What the task requires ::
Filter this data down to the lines that hold "produk", and copy them.

Excerpt from a dataset ::
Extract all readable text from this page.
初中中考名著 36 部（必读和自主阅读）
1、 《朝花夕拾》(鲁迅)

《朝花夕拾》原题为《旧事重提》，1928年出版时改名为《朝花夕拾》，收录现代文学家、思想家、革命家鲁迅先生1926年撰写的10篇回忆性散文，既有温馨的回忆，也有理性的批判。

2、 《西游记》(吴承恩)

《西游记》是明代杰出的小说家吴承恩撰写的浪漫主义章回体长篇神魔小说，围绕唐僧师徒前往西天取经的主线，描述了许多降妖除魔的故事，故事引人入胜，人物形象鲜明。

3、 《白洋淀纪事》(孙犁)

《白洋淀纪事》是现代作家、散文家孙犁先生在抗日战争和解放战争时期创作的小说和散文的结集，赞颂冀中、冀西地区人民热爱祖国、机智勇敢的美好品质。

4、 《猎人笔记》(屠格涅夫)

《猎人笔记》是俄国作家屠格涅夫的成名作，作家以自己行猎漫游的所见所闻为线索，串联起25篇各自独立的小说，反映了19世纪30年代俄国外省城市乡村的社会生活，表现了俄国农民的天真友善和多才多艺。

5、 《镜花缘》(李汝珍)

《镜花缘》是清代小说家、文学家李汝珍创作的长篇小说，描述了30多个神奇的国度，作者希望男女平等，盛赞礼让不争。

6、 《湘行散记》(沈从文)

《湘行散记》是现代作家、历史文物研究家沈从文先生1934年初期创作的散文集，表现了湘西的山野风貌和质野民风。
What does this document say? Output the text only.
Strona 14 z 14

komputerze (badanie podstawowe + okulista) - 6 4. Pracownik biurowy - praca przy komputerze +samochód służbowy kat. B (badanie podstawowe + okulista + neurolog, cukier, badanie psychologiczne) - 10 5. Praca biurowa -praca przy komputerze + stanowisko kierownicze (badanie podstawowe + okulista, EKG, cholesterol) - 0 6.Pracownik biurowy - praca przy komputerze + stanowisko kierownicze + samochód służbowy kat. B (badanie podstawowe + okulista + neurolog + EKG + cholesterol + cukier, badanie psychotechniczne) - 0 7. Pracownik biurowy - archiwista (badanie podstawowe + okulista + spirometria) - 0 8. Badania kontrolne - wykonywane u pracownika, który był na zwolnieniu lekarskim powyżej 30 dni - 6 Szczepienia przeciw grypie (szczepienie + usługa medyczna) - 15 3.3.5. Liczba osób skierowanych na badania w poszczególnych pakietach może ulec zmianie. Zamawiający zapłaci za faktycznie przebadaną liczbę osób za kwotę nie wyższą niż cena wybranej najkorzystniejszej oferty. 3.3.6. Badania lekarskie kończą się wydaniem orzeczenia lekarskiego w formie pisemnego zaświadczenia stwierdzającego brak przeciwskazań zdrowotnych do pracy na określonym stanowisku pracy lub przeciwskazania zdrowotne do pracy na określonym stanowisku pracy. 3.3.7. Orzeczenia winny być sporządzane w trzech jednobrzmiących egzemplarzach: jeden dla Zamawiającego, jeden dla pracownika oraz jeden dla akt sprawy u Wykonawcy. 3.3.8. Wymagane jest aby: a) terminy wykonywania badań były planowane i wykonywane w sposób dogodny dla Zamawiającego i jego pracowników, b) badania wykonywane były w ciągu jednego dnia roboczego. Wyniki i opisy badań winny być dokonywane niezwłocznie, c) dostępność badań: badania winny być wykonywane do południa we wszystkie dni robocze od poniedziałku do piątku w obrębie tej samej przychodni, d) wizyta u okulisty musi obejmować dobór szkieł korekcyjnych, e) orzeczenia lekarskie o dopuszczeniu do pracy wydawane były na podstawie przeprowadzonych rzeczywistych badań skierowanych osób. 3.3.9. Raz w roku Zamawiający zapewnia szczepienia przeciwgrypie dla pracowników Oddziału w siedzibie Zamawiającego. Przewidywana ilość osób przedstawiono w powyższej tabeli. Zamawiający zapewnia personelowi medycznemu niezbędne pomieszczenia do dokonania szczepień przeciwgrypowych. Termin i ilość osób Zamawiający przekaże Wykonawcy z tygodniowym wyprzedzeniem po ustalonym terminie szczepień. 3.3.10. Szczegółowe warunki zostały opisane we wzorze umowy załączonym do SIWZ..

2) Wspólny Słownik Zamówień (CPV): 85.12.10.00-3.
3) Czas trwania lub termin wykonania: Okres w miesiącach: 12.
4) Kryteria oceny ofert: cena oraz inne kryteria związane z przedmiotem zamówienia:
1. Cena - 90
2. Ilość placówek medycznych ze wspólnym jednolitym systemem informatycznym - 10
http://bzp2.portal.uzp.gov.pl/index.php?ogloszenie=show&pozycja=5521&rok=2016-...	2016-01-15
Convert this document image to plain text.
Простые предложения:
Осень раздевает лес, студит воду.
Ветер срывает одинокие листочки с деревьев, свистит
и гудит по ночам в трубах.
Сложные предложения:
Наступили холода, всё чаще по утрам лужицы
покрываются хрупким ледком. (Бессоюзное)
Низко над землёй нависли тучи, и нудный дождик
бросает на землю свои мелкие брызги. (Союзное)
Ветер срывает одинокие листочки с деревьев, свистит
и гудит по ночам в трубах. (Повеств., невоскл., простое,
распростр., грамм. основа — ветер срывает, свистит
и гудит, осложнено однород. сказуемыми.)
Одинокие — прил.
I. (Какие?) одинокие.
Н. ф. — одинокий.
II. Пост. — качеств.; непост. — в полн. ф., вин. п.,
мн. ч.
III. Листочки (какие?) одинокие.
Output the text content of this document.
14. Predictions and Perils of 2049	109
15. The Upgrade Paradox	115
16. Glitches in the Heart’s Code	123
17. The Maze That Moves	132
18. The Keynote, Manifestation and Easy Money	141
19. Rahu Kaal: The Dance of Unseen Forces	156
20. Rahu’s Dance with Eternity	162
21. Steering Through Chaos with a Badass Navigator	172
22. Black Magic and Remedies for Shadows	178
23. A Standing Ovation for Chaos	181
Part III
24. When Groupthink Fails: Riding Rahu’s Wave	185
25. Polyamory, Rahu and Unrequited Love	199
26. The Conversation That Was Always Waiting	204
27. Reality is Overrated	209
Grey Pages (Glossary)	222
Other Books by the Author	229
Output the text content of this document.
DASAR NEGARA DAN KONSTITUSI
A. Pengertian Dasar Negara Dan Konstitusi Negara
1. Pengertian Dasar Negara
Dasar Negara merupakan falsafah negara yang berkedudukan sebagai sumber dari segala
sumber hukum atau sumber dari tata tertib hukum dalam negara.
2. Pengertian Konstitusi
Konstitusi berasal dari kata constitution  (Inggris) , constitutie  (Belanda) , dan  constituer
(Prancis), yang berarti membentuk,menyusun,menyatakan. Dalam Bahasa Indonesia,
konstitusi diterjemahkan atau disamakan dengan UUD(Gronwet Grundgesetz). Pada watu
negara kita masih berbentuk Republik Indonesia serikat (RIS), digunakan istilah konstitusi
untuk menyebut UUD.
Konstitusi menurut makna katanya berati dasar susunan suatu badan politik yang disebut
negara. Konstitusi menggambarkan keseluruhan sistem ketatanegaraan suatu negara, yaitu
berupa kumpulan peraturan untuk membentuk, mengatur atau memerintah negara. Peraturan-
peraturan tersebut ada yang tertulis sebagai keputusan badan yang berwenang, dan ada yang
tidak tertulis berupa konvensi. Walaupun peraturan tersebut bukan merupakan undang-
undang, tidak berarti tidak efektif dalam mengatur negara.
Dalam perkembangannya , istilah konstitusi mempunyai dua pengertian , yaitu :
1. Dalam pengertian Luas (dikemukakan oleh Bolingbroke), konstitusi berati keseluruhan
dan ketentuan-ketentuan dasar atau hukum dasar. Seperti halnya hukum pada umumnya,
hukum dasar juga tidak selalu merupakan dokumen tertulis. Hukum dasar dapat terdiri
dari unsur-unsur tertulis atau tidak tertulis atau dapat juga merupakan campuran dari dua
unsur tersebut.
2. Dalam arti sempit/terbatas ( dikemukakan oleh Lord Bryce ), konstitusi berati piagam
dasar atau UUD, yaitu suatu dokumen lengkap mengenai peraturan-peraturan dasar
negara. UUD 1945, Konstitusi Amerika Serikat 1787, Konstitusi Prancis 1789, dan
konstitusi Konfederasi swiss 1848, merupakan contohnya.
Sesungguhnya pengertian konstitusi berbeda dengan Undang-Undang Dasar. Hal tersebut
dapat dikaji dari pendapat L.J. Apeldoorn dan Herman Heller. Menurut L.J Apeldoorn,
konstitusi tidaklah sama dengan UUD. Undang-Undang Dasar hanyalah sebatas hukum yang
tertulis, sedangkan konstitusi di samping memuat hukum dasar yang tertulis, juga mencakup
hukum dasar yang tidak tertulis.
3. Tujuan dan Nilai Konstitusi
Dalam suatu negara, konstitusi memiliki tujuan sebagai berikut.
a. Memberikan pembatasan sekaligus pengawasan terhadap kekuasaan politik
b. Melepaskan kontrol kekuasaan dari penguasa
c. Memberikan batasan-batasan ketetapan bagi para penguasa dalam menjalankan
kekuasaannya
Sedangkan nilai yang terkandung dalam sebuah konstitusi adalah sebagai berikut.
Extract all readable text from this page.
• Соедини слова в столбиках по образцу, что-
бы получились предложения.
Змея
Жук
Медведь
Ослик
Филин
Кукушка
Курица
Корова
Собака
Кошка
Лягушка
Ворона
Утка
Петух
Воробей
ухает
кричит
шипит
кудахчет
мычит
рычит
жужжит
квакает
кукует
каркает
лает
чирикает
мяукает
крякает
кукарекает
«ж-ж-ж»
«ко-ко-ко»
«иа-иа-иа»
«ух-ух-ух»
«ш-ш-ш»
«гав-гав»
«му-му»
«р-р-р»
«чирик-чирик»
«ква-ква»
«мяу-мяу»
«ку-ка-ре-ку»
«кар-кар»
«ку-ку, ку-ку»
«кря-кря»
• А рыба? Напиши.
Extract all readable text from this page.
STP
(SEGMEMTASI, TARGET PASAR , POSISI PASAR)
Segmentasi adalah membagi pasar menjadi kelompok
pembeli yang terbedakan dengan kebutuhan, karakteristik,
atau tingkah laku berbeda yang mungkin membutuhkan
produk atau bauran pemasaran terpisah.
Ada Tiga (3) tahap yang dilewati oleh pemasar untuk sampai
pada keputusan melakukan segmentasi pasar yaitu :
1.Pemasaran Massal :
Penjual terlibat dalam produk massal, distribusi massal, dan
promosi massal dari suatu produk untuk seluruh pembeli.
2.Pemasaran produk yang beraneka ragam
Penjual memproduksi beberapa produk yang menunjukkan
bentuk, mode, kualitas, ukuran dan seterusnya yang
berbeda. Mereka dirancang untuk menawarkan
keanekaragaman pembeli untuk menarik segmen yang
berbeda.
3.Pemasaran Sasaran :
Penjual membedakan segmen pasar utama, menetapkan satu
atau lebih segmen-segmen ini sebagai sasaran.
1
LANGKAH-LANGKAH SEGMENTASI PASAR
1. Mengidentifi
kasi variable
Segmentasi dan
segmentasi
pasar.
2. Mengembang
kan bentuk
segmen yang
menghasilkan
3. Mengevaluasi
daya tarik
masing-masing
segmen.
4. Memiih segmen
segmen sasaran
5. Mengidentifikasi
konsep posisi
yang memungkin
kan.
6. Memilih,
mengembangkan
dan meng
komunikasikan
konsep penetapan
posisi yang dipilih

Reply ::
produk atau bauran pemasaran terpisah.
Penjual terlibat dalam produk massal, distribusi massal, dan
promosi massal dari suatu produk untuk seluruh pembeli.
2.Pemasaran produk yang beraneka ragam
Penjual memproduksi beberapa produk yang menunjukkan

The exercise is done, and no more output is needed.